Quote the listing lines from the one containing "divider [11, 484, 429, 494]" through the one containing "service-item-desc: 若超时未发货,消费者将会收到至少3元无门槛代金券 [41, 455, 340, 470]", with both of those lines included.
## START Given data
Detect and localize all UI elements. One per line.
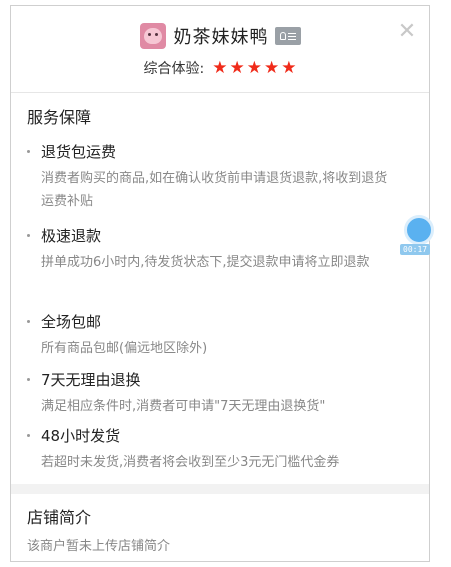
divider [11, 484, 429, 494]
rating-label: 综合体验: [143, 61, 205, 77]
bullet-icon [27, 434, 30, 437]
bullet-icon [27, 378, 30, 381]
service-item-title: 极速退款 [41, 227, 102, 245]
bullet-icon [27, 234, 30, 237]
service-item-desc: 若超时未发货,消费者将会收到至少3元无门槛代金券 [41, 455, 340, 470]
service-item-title: 全场包邮 [41, 313, 102, 331]
section-title: 服务保障 [27, 108, 92, 127]
service-item-title: 退货包运费 [41, 143, 117, 161]
intro-desc: 该商户暂未上传店铺简介 [27, 539, 171, 554]
contact-card-icon[interactable] [274, 27, 301, 45]
star-icon: ★ [212, 57, 228, 78]
service-item-desc: 所有商品包邮(偏远地区除外) [41, 341, 208, 356]
service-item-desc: 拼单成功6小时内,待发货状态下,提交退款申请将立即退款 [41, 255, 370, 270]
star-icon: ★ [229, 57, 245, 78]
star-icon: ★ [281, 57, 297, 78]
service-item-desc: 满足相应条件时,消费者可申请"7天无理由退换货" [41, 399, 326, 414]
close-icon[interactable]: ✕ [397, 21, 417, 43]
shop-row: 奶茶妹妹鸭 [11, 20, 429, 52]
star-icon: ★ [246, 57, 262, 78]
shop-name: 奶茶妹妹鸭 [173, 27, 269, 48]
bullet-icon [27, 150, 30, 153]
star-icon: ★ [263, 57, 280, 78]
service-item-title: 7天无理由退换 [41, 371, 141, 389]
shop-service-panel: 奶茶妹妹鸭 ✕ 综合体验: ★ ★ ★ ★ ★ 服务保障 退货包运费 消费者购买的商品,… [10, 5, 430, 562]
shop-avatar [139, 23, 166, 49]
bullet-icon [27, 320, 30, 323]
panel-header: 奶茶妹妹鸭 ✕ 综合体验: ★ ★ ★ ★ ★ [11, 6, 429, 96]
intro-title: 店铺简介 [27, 508, 92, 527]
service-item-title: 48小时发货 [41, 427, 121, 445]
rating-stars: ★ ★ ★ ★ ★ [212, 57, 297, 78]
rating-row: 综合体验: ★ ★ ★ ★ ★ [11, 56, 429, 80]
floating-timer: 00:17 [400, 244, 431, 255]
divider [11, 92, 429, 93]
floating-record-button[interactable] [404, 215, 434, 245]
service-item-desc: 消费者购买的商品,如在确认收货前申请退货退款,将收到退货运费补贴 [41, 171, 388, 209]
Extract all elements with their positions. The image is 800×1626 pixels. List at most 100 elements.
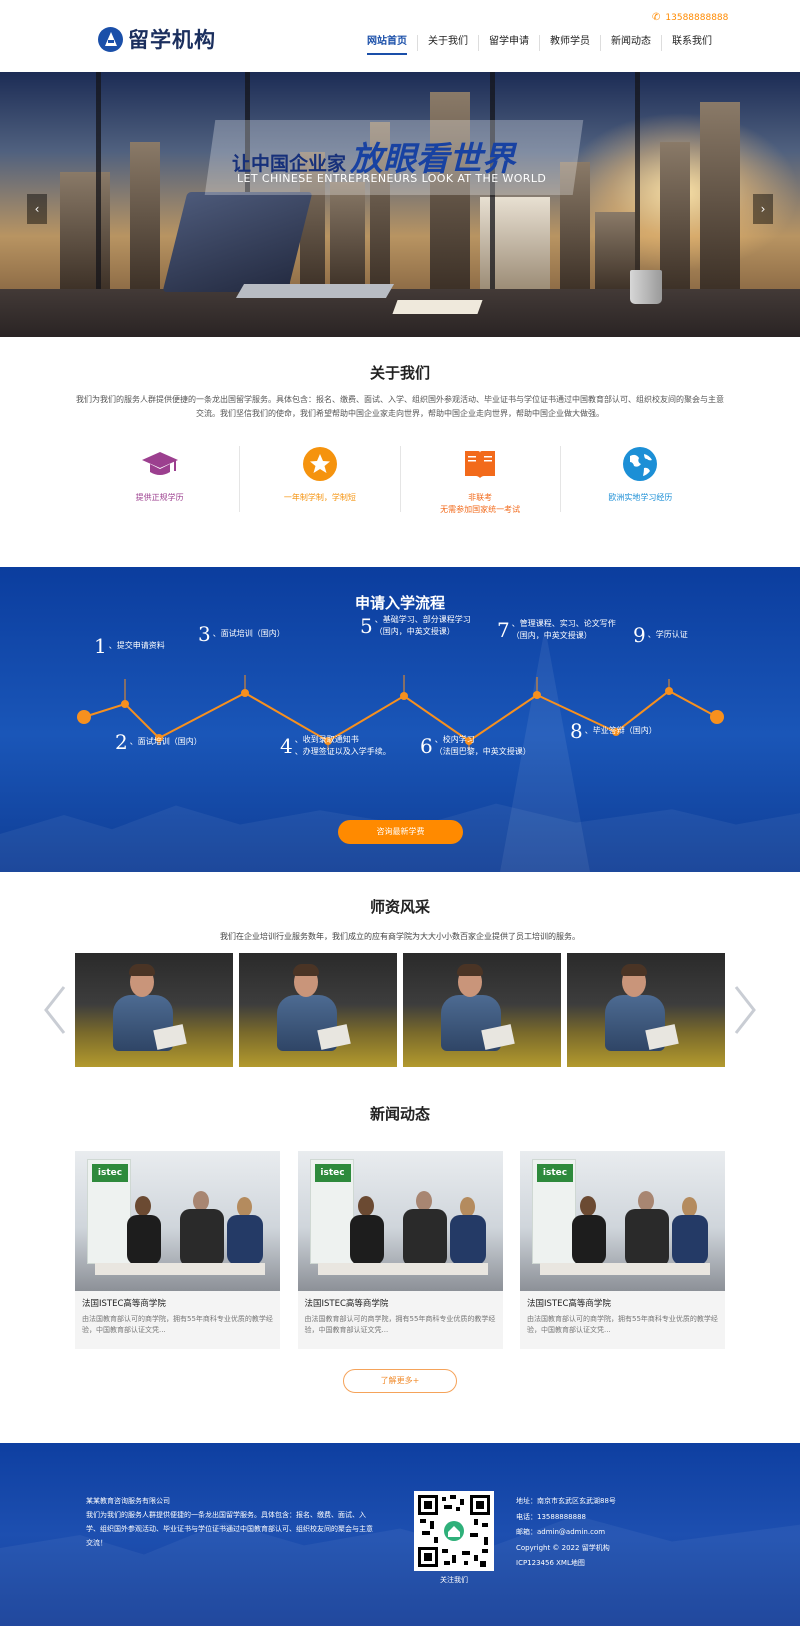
news-rollup-banner: istec [87,1159,131,1264]
step-label-line2: （国内，中英文授课） [511,631,592,640]
teacher-photo[interactable] [403,953,561,1067]
news-summary: 由法国教育部认可的商学院，拥有55年商科专业优质的教学经验，中国教育部认证文凭.… [82,1315,273,1334]
logo[interactable]: 留学机构 [98,24,216,54]
teacher-photo[interactable] [239,953,397,1067]
step-label-line1: 、收到录取通知书 [294,735,359,744]
banner-laptop-base [235,284,395,298]
footer-icp[interactable]: ICP123456 XML地图 [516,1556,616,1572]
logo-text: 留学机构 [128,28,216,52]
banner-building [595,212,635,292]
qr-caption: 关注我们 [440,1576,468,1584]
process-step-7: 7 、管理课程、实习、论文写作 （国内，中英文授课） [497,618,616,642]
qr-code [414,1491,494,1571]
nav-item-contact[interactable]: 联系我们 [661,35,722,51]
step-label: 、毕业答辩（国内） [584,726,657,735]
phone-icon: ✆ [652,12,661,23]
feature-item: 一年制学制，学制短 [239,446,399,512]
news-table [317,1263,488,1275]
step-number: 4 [280,734,293,758]
news-person [625,1209,669,1267]
footer-email[interactable]: 邮箱：admin@admin.com [516,1525,616,1541]
process-step-3: 3 、面试培训（国内） [198,622,285,646]
banner-building [130,142,160,292]
news-person [459,1197,475,1217]
news-title[interactable]: 法国ISTEC高等商学院 [298,1291,503,1309]
banner-building [660,142,690,292]
feature-label: 提供正规学历 [135,493,184,502]
teacher-photo[interactable] [75,953,233,1067]
nav-item-about[interactable]: 关于我们 [417,35,478,51]
feature-label: 一年制学制，学制短 [283,493,356,502]
news-title[interactable]: 法国ISTEC高等商学院 [520,1291,725,1309]
teacher-figure-hair [457,964,483,976]
logo-a-icon [98,26,123,52]
process-step-8: 8 、毕业答辩（国内） [570,719,657,743]
phone-number: 13588888888 [665,12,729,23]
teachers-next-arrow[interactable] [732,985,758,1035]
site-header: 留学机构 ✆ 13588888888 网站首页 关于我们 留学申请 教师学员 新… [0,0,800,72]
teacher-figure-hair [129,964,155,976]
header-phone: ✆ 13588888888 [652,12,728,23]
step-number: 9 [633,623,646,647]
news-person [227,1215,263,1265]
news-card[interactable]: istec 法国ISTEC高等商学院 由法国教育部认可的商学院，拥有55年商科专… [520,1151,725,1349]
process-step-9: 9 、学历认证 [633,623,688,647]
teachers-title: 师资风采 [369,898,430,916]
step-label: 、基础学习、部分课程学习 （国内，中英文授课） [375,614,471,638]
footer-address: 地址：南京市玄武区玄武湖88号 [516,1497,616,1505]
process-step-5: 5 、基础学习、部分课程学习 （国内，中英文授课） [360,614,471,638]
news-title: 新闻动态 [369,1105,430,1123]
banner-building [60,172,110,292]
feature-label-line2: 无需参加国家统一考试 [440,505,521,514]
news-person [180,1209,224,1267]
banner-next-button[interactable]: › [753,194,773,224]
banner-prev-button[interactable]: ‹ [27,194,47,224]
news-person [237,1197,252,1217]
qr-code-icon [418,1495,490,1567]
step-number: 2 [115,730,128,754]
nav-item-teachers[interactable]: 教师学员 [539,35,600,51]
news-person [357,1196,374,1216]
news-card[interactable]: istec 法国ISTEC高等商学院 由法国教育部认可的商学院，拥有55年商科专… [297,1151,503,1349]
about-description: 我们为我们的服务人群提供便捷的一条龙出国留学服务。具体包含：报名、缴费、面试、入… [76,395,724,418]
footer-company-info: 某某教育咨询服务有限公司 我们为我们的服务人群提供便捷的一条龙出国留学服务。具体… [86,1494,376,1550]
istec-logo: istec [314,1164,351,1182]
about-title: 关于我们 [369,364,430,382]
banner-laptop [162,192,313,292]
teacher-gallery [75,953,725,1067]
news-title[interactable]: 法国ISTEC高等商学院 [75,1291,280,1309]
nav-item-news[interactable]: 新闻动态 [600,35,661,51]
news-image: istec [520,1151,725,1291]
footer-contact: 地址：南京市玄武区玄武湖88号 电话：13588888888 邮箱：admin@… [516,1494,616,1572]
feature-item: 非联考 无需参加国家统一考试 [399,446,560,514]
feature-label-line1: 非联考 [468,493,493,502]
istec-logo: istec [92,1164,128,1182]
feature-label: 非联考 无需参加国家统一考试 [401,492,560,516]
footer-phone: 电话：13588888888 [516,1512,586,1521]
news-list: istec 法国ISTEC高等商学院 由法国教育部认可的商学院，拥有55年商科专… [75,1151,725,1349]
process-step-6: 6 、校内学习 （法国巴黎，中英文授课） [420,734,531,758]
istec-logo: istec [537,1164,573,1182]
news-card[interactable]: istec 法国ISTEC高等商学院 由法国教育部认可的商学院，拥有55年商科专… [75,1151,280,1349]
process-step-4: 4 、收到录取通知书 、办理签证以及入学手续。 [280,734,391,758]
footer-copyright: Copyright © 2022 留学机构 [516,1543,610,1552]
feature-item: 欧洲实地学习经历 [559,446,720,512]
step-number: 1 [94,634,107,658]
globe-icon [622,446,658,482]
nav-item-apply[interactable]: 留学申请 [478,35,539,51]
news-summary: 由法国教育部认可的商学院，拥有55年商科专业优质的教学经验，中国教育部认证文凭.… [527,1315,718,1334]
news-table [95,1263,265,1275]
teacher-photo[interactable] [567,953,725,1067]
teachers-prev-arrow[interactable] [42,985,68,1035]
feature-list: 提供正规学历 一年制学制，学制短 非联考 无需参加国家统一考试 欧洲实地学习经历 [80,446,720,514]
step-label: 、校内学习 （法国巴黎，中英文授课） [435,734,531,758]
news-image: istec [75,1151,280,1291]
step-label-line2: （法国巴黎，中英文授课） [434,747,531,756]
main-nav: 网站首页 关于我们 留学申请 教师学员 新闻动态 联系我们 [357,35,722,55]
learn-more-button[interactable]: 了解更多+ [343,1369,457,1393]
consult-fees-button[interactable]: 咨询最新学费 [338,820,463,844]
window-frame [96,72,101,292]
nav-item-home[interactable]: 网站首页 [357,35,417,55]
news-rollup-banner: istec [532,1159,576,1264]
news-person [638,1191,654,1211]
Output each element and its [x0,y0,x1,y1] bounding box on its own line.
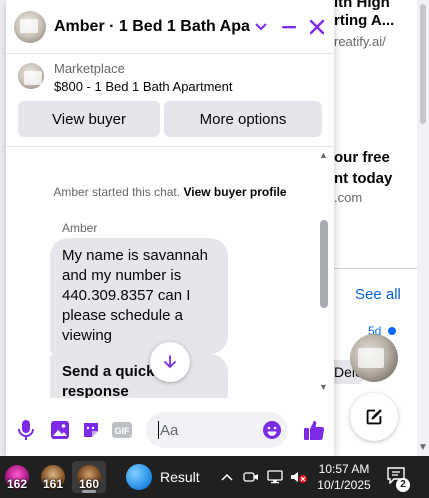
message-input[interactable] [160,412,260,448]
unread-dot [388,327,396,335]
ad-domain: reatify.ai/ [334,34,386,49]
meet-now-icon[interactable] [242,468,260,486]
see-all-link[interactable]: See all [355,286,401,303]
ad2-title-line1[interactable]: our free [334,149,417,166]
listing-avatar[interactable] [18,63,44,89]
arrow-down-icon [164,355,176,369]
quick-response-bubble[interactable]: Send a quick response [50,354,228,398]
chevron-up-icon[interactable] [218,468,236,486]
weather-icon[interactable] [126,464,152,490]
chevron-down-icon[interactable] [252,18,270,36]
divider [334,268,417,269]
page-scrollbar-thumb[interactable] [420,4,426,124]
composer: GIF [6,404,334,456]
chat-scrollbar-thumb[interactable] [320,220,328,308]
ad2-domain: .com [334,190,363,205]
emoji-icon[interactable] [260,418,284,442]
avatar[interactable] [14,10,46,43]
app-badge: 161 [42,477,64,491]
clock[interactable]: 10:57 AM 10/1/2025 [316,461,372,493]
more-options-button[interactable]: More options [164,101,322,137]
view-buyer-profile-link[interactable]: View buyer profile [183,185,286,199]
network-icon[interactable] [266,468,284,486]
chat-title[interactable]: Amber · 1 Bed 1 Bath Apart... [54,18,250,36]
photo-icon[interactable] [48,418,72,442]
thumbs-up-icon[interactable] [300,416,328,444]
listing-thumbnail[interactable] [350,334,398,382]
text-caret [158,421,159,439]
taskbar-app-game[interactable]: 160 [72,461,106,493]
listing-source: Marketplace [54,61,125,76]
scroll-up-arrow-icon[interactable]: ▲ [319,150,328,160]
notification-count-badge: 2 [396,478,410,492]
taskbar-app-game[interactable]: 162 [0,461,34,493]
close-button[interactable] [306,16,328,38]
svg-text:GIF: GIF [115,426,131,436]
active-indicator [82,490,96,493]
system-message: Amber started this chat. View buyer prof… [6,185,334,199]
compose-icon [366,409,382,425]
ad2-title-line2[interactable]: nt today [334,170,417,187]
close-icon [309,19,325,34]
minimize-icon [282,25,296,28]
message-bubble[interactable]: My name is savannah and my number is 440… [50,238,228,354]
volume-muted-icon[interactable] [290,468,308,486]
view-buyer-button[interactable]: View buyer [18,101,160,137]
listing-title[interactable]: $800 - 1 Bed 1 Bath Apartment [54,79,233,94]
scroll-down-arrow-icon[interactable]: ▼ [319,382,328,392]
scroll-to-bottom-button[interactable] [150,342,190,382]
ad-title-line2[interactable]: rting A... [334,12,417,29]
sender-name: Amber [62,221,98,235]
gif-icon[interactable]: GIF [110,418,134,442]
minimize-button[interactable] [278,16,300,38]
app-badge: 160 [78,477,100,491]
scroll-down-arrow-icon[interactable]: ▼ [418,442,428,453]
sticker-icon[interactable] [79,418,103,442]
date: 10/1/2025 [317,478,371,492]
app-badge: 162 [6,477,28,491]
message-list: Amber started this chat. View buyer prof… [6,148,334,398]
taskbar: 162 161 160 Result 10:57 AM 10/1/2025 2 [0,456,429,498]
system-message-text: Amber started this chat. [53,185,181,199]
taskbar-app-game[interactable]: 161 [36,461,70,493]
chat-header[interactable]: Amber · 1 Bed 1 Bath Apart... [6,0,334,54]
weather-widget-label[interactable]: Result [160,469,200,485]
new-message-button[interactable] [350,393,398,441]
ad-title-line1[interactable]: ith High [334,0,417,11]
listing-banner: Marketplace $800 - 1 Bed 1 Bath Apartmen… [6,55,334,147]
right-rail [334,0,417,456]
chat-window: Amber · 1 Bed 1 Bath Apart... Marketplac… [6,0,334,456]
microphone-icon[interactable] [14,418,38,442]
time: 10:57 AM [318,462,370,476]
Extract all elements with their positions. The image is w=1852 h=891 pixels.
## END Given data
Finished exercise —
divider [11, 484, 429, 494]
rating-label: 综合体验: [143, 61, 205, 77]
bullet-icon [27, 434, 30, 437]
bullet-icon [27, 378, 30, 381]
service-item-title: 极速退款 [41, 227, 102, 245]
bullet-icon [27, 234, 30, 237]
service-item-desc: 若超时未发货,消费者将会收到至少3元无门槛代金券 [41, 455, 340, 470]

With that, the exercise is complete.